[Goal] List all lines in the material below that contain "Registry".

[Excerpted data start]

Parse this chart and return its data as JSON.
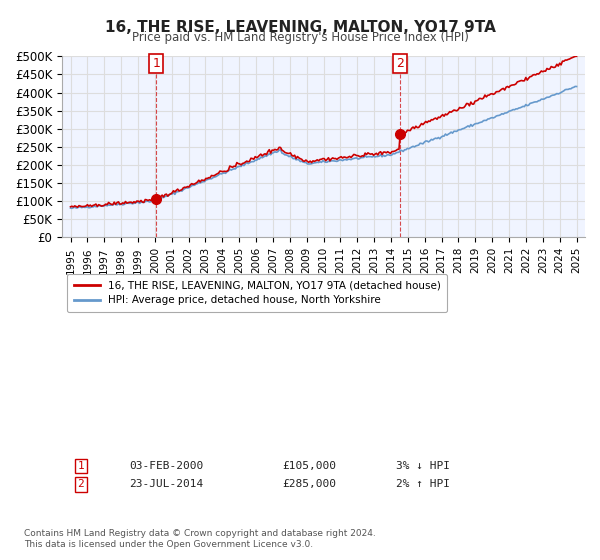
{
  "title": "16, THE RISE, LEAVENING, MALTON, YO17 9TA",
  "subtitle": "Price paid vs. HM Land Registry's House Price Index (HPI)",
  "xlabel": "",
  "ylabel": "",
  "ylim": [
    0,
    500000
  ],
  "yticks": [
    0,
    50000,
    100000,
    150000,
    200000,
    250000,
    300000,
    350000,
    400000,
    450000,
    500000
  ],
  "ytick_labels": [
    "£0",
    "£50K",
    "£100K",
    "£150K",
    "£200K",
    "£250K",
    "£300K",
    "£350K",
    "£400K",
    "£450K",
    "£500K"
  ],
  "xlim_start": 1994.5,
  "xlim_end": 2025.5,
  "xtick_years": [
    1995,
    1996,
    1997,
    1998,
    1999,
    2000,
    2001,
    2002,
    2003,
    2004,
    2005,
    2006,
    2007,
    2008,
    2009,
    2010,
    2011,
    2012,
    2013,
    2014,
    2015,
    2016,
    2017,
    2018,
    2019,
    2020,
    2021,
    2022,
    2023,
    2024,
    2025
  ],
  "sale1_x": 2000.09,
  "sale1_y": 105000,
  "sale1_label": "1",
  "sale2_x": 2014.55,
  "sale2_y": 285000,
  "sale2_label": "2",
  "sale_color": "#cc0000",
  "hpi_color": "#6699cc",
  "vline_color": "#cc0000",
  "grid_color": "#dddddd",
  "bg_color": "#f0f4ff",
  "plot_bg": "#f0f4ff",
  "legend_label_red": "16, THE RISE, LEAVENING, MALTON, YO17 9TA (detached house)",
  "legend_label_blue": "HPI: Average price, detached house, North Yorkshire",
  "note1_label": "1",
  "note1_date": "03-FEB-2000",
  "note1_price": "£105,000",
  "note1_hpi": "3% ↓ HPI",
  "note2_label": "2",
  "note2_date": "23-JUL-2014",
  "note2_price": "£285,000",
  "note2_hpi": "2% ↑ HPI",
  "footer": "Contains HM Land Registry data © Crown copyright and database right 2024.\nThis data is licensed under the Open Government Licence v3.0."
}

[Excerpted data end]

[Answer for this exercise]
  "subtitle": "Price paid vs. HM Land Registry's House Price Index (HPI)",
  "footer": "Contains HM Land Registry data © Crown copyright and database right 2024.\nThis data is licensed under the Open Government Licence v3.0."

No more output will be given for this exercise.